WRITTEN TASK: Lines that contain the string "name" are to be copied; leave out all others.

>> start INPUT ROWS

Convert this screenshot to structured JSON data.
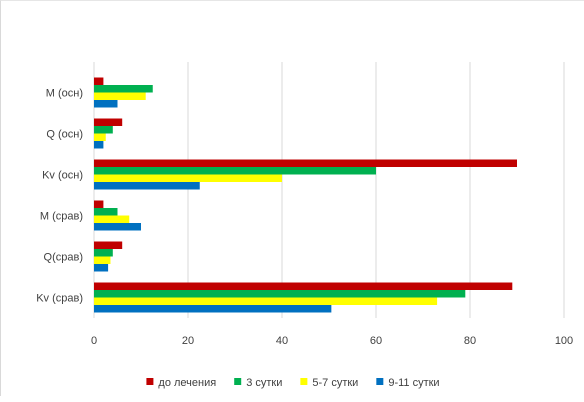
{
  "chart_data": {
    "type": "bar",
    "orientation": "horizontal",
    "title": "",
    "xlabel": "",
    "ylabel": "",
    "categories": [
      "M (осн)",
      "Q (осн)",
      "Kv (осн)",
      "M (срав)",
      "Q(срав)",
      "Kv (срав)"
    ],
    "series": [
      {
        "name": "до лечения",
        "color": "#c00000",
        "values": [
          2,
          6,
          90,
          2,
          6,
          89
        ]
      },
      {
        "name": "3 сутки",
        "color": "#00b050",
        "values": [
          12.5,
          4,
          60,
          5,
          4,
          79
        ]
      },
      {
        "name": "5-7 сутки",
        "color": "#ffff00",
        "values": [
          11,
          2.5,
          40,
          7.5,
          3.5,
          73
        ]
      },
      {
        "name": "9-11 сутки",
        "color": "#0070c0",
        "values": [
          5,
          2,
          22.5,
          10,
          3,
          50.5
        ]
      }
    ],
    "xlim": [
      0,
      100
    ],
    "xticks": [
      0,
      20,
      40,
      60,
      80,
      100
    ],
    "xtick_labels": [
      "0",
      "20",
      "40",
      "60",
      "80",
      "100"
    ],
    "grid": true,
    "legend_position": "bottom",
    "gridline_color": "#d9d9d9"
  }
}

>> end INPUT ROWS

THE ANSWER:
        "name": "до лечения",
        "name": "3 сутки",
        "name": "5-7 сутки",
        "name": "9-11 сутки",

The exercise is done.